Entries follow. Set all of them down as they stand.

------------------------------

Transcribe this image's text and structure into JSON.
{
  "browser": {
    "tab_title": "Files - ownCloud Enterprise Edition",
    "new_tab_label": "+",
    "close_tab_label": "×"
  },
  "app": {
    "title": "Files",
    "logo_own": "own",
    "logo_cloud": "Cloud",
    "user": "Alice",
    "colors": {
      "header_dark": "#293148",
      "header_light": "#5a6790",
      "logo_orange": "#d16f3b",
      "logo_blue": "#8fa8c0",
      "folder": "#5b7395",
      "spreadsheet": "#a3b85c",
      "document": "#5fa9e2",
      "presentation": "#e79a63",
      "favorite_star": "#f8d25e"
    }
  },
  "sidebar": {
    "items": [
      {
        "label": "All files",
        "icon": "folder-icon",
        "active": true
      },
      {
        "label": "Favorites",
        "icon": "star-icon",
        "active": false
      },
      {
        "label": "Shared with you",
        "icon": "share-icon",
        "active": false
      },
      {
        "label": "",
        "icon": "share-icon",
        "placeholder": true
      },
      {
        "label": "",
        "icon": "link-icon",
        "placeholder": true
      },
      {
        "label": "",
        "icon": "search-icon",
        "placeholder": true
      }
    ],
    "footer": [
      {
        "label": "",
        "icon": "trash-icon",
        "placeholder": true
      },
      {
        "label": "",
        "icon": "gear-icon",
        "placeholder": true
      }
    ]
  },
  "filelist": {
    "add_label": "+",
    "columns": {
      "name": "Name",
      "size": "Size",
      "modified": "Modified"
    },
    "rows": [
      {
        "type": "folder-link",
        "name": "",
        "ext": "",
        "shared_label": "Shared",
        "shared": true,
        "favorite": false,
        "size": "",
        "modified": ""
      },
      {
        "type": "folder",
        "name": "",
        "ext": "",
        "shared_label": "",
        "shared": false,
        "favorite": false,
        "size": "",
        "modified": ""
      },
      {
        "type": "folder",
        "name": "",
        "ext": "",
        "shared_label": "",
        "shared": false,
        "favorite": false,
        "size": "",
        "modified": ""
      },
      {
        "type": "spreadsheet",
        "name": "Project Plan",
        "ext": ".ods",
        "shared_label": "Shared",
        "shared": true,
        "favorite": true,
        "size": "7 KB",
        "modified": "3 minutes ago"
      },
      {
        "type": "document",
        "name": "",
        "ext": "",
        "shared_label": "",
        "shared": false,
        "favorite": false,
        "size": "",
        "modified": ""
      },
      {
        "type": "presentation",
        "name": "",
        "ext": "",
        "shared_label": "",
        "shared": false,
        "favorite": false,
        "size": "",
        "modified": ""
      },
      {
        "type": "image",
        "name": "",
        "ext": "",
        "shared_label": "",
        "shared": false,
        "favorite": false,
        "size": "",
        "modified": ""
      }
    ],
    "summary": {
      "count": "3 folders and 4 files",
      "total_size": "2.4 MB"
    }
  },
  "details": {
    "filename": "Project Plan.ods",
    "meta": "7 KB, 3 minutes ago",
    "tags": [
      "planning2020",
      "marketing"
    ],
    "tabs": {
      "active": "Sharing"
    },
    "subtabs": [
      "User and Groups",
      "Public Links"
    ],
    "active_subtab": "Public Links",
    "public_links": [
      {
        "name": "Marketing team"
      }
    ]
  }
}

------------------------------

- _EXERCISE RESULT_:
Transcribe this image's text and structure into JSON.
{
  "browser": {
    "tab_title": "Files - ownCloud Enterprise Edition",
    "new_tab_label": "+",
    "close_tab_label": "×"
  },
  "app": {
    "title": "Files",
    "logo_own": "own",
    "logo_cloud": "Cloud",
    "user": "Alice",
    "colors": {
      "header_dark": "#293148",
      "header_light": "#5a6790",
      "logo_orange": "#d16f3b",
      "logo_blue": "#8fa8c0",
      "folder": "#5b7395",
      "spreadsheet": "#a3b85c",
      "document": "#5fa9e2",
      "presentation": "#e79a63",
      "favorite_star": "#f8d25e"
    }
  },
  "sidebar": {
    "items": [
      {
        "label": "All files",
        "icon": "folder-icon",
        "active": true
      },
      {
        "label": "Favorites",
        "icon": "star-icon",
        "active": false
      },
      {
        "label": "Shared with you",
        "icon": "share-icon",
        "active": false
      },
      {
        "label": "",
        "icon": "share-icon",
        "placeholder": true
      },
      {
        "label": "",
        "icon": "link-icon",
        "placeholder": true
      },
      {
        "label": "",
        "icon": "search-icon",
        "placeholder": true
      }
    ],
    "footer": [
      {
        "label": "",
        "icon": "trash-icon",
        "placeholder": true
      },
      {
        "label": "",
        "icon": "gear-icon",
        "placeholder": true
      }
    ]
  },
  "filelist": {
    "add_label": "+",
    "columns": {
      "name": "Name",
      "size": "Size",
      "modified": "Modified"
    },
    "rows": [
      {
        "type": "folder-link",
        "name": "",
        "ext": "",
        "shared_label": "Shared",
        "shared": true,
        "favorite": false,
        "size": "",
        "modified": ""
      },
      {
        "type": "folder",
        "name": "",
        "ext": "",
        "shared_label": "",
        "shared": false,
        "favorite": false,
        "size": "",
        "modified": ""
      },
      {
        "type": "folder",
        "name": "",
        "ext": "",
        "shared_label": "",
        "shared": false,
        "favorite": false,
        "size": "",
        "modified": ""
      },
      {
        "type": "spreadsheet",
        "name": "Project Plan",
        "ext": ".ods",
        "shared_label": "Shared",
        "shared": true,
        "favorite": true,
        "size": "7 KB",
        "modified": "3 minutes ago"
      },
      {
        "type": "document",
        "name": "",
        "ext": "",
        "shared_label": "",
        "shared": false,
        "favorite": false,
        "size": "",
        "modified": ""
      },
      {
        "type": "presentation",
        "name": "",
        "ext": "",
        "shared_label": "",
        "shared": false,
        "favorite": false,
        "size": "",
        "modified": ""
      },
      {
        "type": "image",
        "name": "",
        "ext": "",
        "shared_label": "",
        "shared": false,
        "favorite": false,
        "size": "",
        "modified": ""
      }
    ],
    "summary": {
      "count": "3 folders and 4 files",
      "total_size": "2.4 MB"
    }
  },
  "details": {
    "filename": "Project Plan.ods",
    "meta": "7 KB, 3 minutes ago",
    "tags": [
      "planning2020",
      "marketing"
    ],
    "tabs": {
      "active": "Sharing"
    },
    "subtabs": [
      "User and Groups",
      "Public Links"
    ],
    "active_subtab": "Public Links",
    "public_links": [
      {
        "name": "Marketing team"
      }
    ]
  }
}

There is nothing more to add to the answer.